--- start Given entries ---

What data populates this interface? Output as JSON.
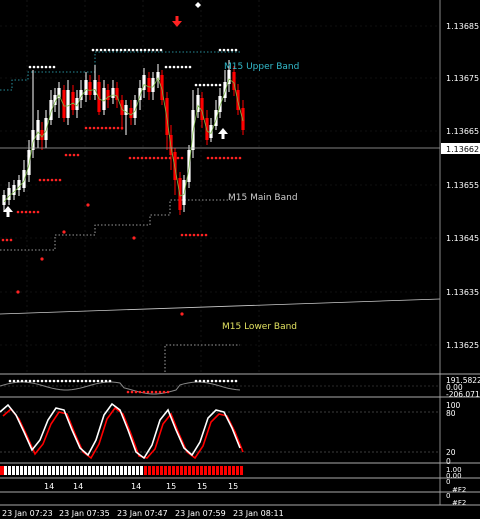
{
  "main_price_axis": {
    "labels": [
      "1.13685",
      "1.13675",
      "1.13665",
      "1.13655",
      "1.13645",
      "1.13635",
      "1.13625"
    ],
    "current_price": "1.13662"
  },
  "band_labels": {
    "upper": "M15 Upper Band",
    "main": "M15 Main Band",
    "lower": "M15 Lower Band"
  },
  "cci_panel": {
    "labels": [
      "191.5822",
      "0.00",
      "-206.0715"
    ]
  },
  "stoch_panel": {
    "labels": [
      "100",
      "80",
      "20",
      "0"
    ]
  },
  "histogram_panel": {
    "labels": [
      "1.00",
      "0.00"
    ]
  },
  "small_panel": {
    "labels": [
      "0",
      "#F2"
    ]
  },
  "bottom_panel": {
    "labels": [
      "0",
      "#F2"
    ]
  },
  "panel_row_labels": [
    "14",
    "14",
    "14",
    "15",
    "15",
    "15"
  ],
  "time_axis": [
    "23 Jan 07:23",
    "23 Jan 07:35",
    "23 Jan 07:47",
    "23 Jan 07:59",
    "23 Jan 08:11"
  ],
  "colors": {
    "background": "#000000",
    "bull_candle": "#ffffff",
    "bear_candle": "#ff0000",
    "grid": "#2a2a2a",
    "upper_band_text": "#33bbcc",
    "main_band_text": "#cccccc",
    "lower_band_text": "#e0e060",
    "ma_line": "#7ab648",
    "stoch_main": "#ffffff",
    "stoch_signal": "#ff0000"
  }
}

--- end Given entries ---

## Stated problem
Your task is to return the entries above exactly, with no pictures.

## Solved exercise
What data populates this interface? Output as JSON.
{
  "main_price_axis": {
    "labels": [
      "1.13685",
      "1.13675",
      "1.13665",
      "1.13655",
      "1.13645",
      "1.13635",
      "1.13625"
    ],
    "current_price": "1.13662"
  },
  "band_labels": {
    "upper": "M15 Upper Band",
    "main": "M15 Main Band",
    "lower": "M15 Lower Band"
  },
  "cci_panel": {
    "labels": [
      "191.5822",
      "0.00",
      "-206.0715"
    ]
  },
  "stoch_panel": {
    "labels": [
      "100",
      "80",
      "20",
      "0"
    ]
  },
  "histogram_panel": {
    "labels": [
      "1.00",
      "0.00"
    ]
  },
  "small_panel": {
    "labels": [
      "0",
      "#F2"
    ]
  },
  "bottom_panel": {
    "labels": [
      "0",
      "#F2"
    ]
  },
  "panel_row_labels": [
    "14",
    "14",
    "14",
    "15",
    "15",
    "15"
  ],
  "time_axis": [
    "23 Jan 07:23",
    "23 Jan 07:35",
    "23 Jan 07:47",
    "23 Jan 07:59",
    "23 Jan 08:11"
  ],
  "colors": {
    "background": "#000000",
    "bull_candle": "#ffffff",
    "bear_candle": "#ff0000",
    "grid": "#2a2a2a",
    "upper_band_text": "#33bbcc",
    "main_band_text": "#cccccc",
    "lower_band_text": "#e0e060",
    "ma_line": "#7ab648",
    "stoch_main": "#ffffff",
    "stoch_signal": "#ff0000"
  }
}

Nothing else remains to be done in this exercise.